* **GIVEN EXERCISE**
What follows is a set of records; restate each one word for word and drop the pictures.

───── DATA TO USE

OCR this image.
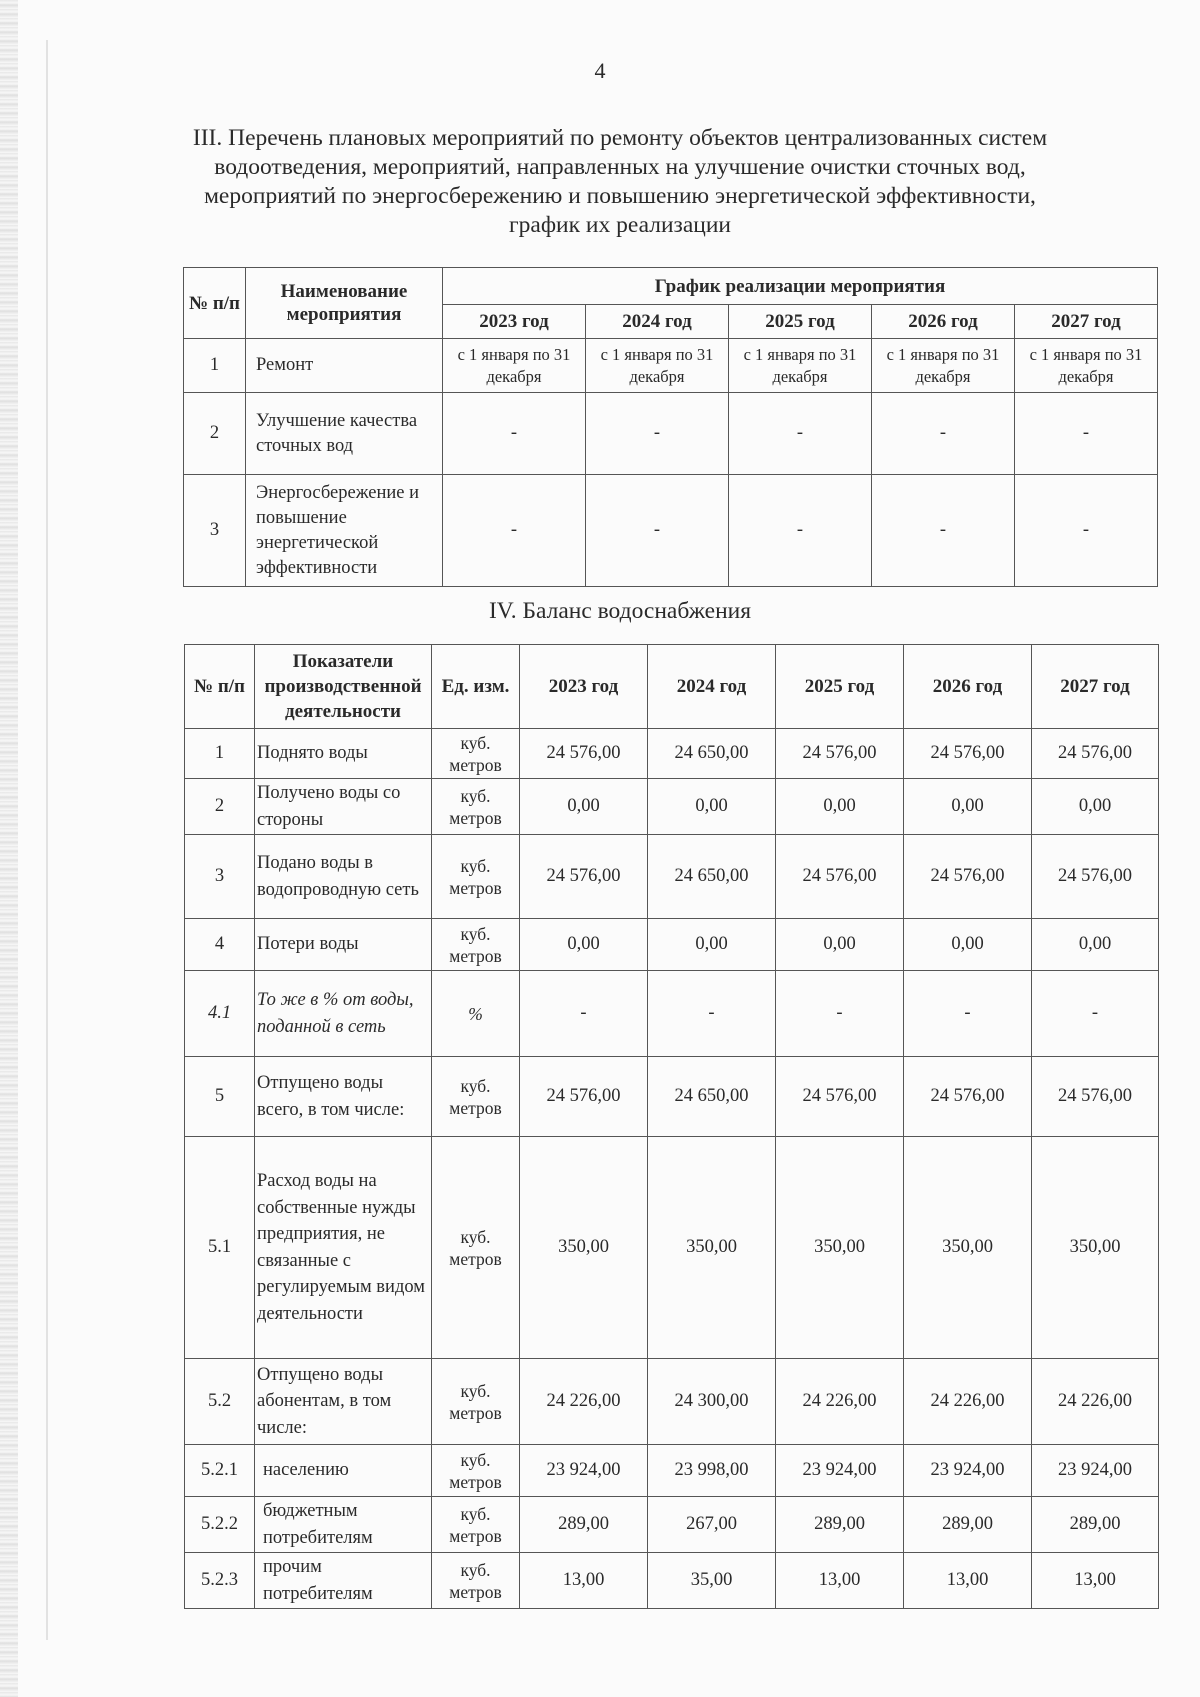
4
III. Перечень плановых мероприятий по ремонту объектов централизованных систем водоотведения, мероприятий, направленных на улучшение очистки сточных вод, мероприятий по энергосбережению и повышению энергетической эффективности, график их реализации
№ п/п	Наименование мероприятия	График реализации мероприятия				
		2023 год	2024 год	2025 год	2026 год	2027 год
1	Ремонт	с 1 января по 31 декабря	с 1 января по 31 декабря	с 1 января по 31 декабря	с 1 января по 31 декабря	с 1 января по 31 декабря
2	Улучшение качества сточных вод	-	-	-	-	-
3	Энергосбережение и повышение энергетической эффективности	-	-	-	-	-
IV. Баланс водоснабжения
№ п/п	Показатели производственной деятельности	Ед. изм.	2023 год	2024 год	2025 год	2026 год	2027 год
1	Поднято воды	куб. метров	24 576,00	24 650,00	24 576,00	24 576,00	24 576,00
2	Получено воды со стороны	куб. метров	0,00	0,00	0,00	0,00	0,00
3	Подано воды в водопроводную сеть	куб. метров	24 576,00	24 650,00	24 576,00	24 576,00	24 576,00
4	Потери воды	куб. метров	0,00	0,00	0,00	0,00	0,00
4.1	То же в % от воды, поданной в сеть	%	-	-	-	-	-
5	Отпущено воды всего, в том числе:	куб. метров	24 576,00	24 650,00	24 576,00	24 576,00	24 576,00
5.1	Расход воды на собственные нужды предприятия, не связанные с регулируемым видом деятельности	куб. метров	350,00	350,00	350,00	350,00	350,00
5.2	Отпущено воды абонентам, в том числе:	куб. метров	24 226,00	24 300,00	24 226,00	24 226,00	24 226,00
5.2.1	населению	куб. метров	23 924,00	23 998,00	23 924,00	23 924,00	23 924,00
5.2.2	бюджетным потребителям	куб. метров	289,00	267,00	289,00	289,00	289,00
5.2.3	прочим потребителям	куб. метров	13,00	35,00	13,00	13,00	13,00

──────────

* **CORRECT ANSWER**
OCR this image.
4
III. Перечень плановых мероприятий по ремонту объектов централизованных систем водоотведения, мероприятий, направленных на улучшение очистки сточных вод, мероприятий по энергосбережению и повышению энергетической эффективности, график их реализации
№ п/п	Наименование мероприятия	График реализации мероприятия				
		2023 год	2024 год	2025 год	2026 год	2027 год
1	Ремонт	с 1 января по 31 декабря	с 1 января по 31 декабря	с 1 января по 31 декабря	с 1 января по 31 декабря	с 1 января по 31 декабря
2	Улучшение качества сточных вод	-	-	-	-	-
3	Энергосбережение и повышение энергетической эффективности	-	-	-	-	-
IV. Баланс водоснабжения
№ п/п	Показатели производственной деятельности	Ед. изм.	2023 год	2024 год	2025 год	2026 год	2027 год
1	Поднято воды	куб. метров	24 576,00	24 650,00	24 576,00	24 576,00	24 576,00
2	Получено воды со стороны	куб. метров	0,00	0,00	0,00	0,00	0,00
3	Подано воды в водопроводную сеть	куб. метров	24 576,00	24 650,00	24 576,00	24 576,00	24 576,00
4	Потери воды	куб. метров	0,00	0,00	0,00	0,00	0,00
4.1	То же в % от воды, поданной в сеть	%	-	-	-	-	-
5	Отпущено воды всего, в том числе:	куб. метров	24 576,00	24 650,00	24 576,00	24 576,00	24 576,00
5.1	Расход воды на собственные нужды предприятия, не связанные с регулируемым видом деятельности	куб. метров	350,00	350,00	350,00	350,00	350,00
5.2	Отпущено воды абонентам, в том числе:	куб. метров	24 226,00	24 300,00	24 226,00	24 226,00	24 226,00
5.2.1	населению	куб. метров	23 924,00	23 998,00	23 924,00	23 924,00	23 924,00
5.2.2	бюджетным потребителям	куб. метров	289,00	267,00	289,00	289,00	289,00
5.2.3	прочим потребителям	куб. метров	13,00	35,00	13,00	13,00	13,00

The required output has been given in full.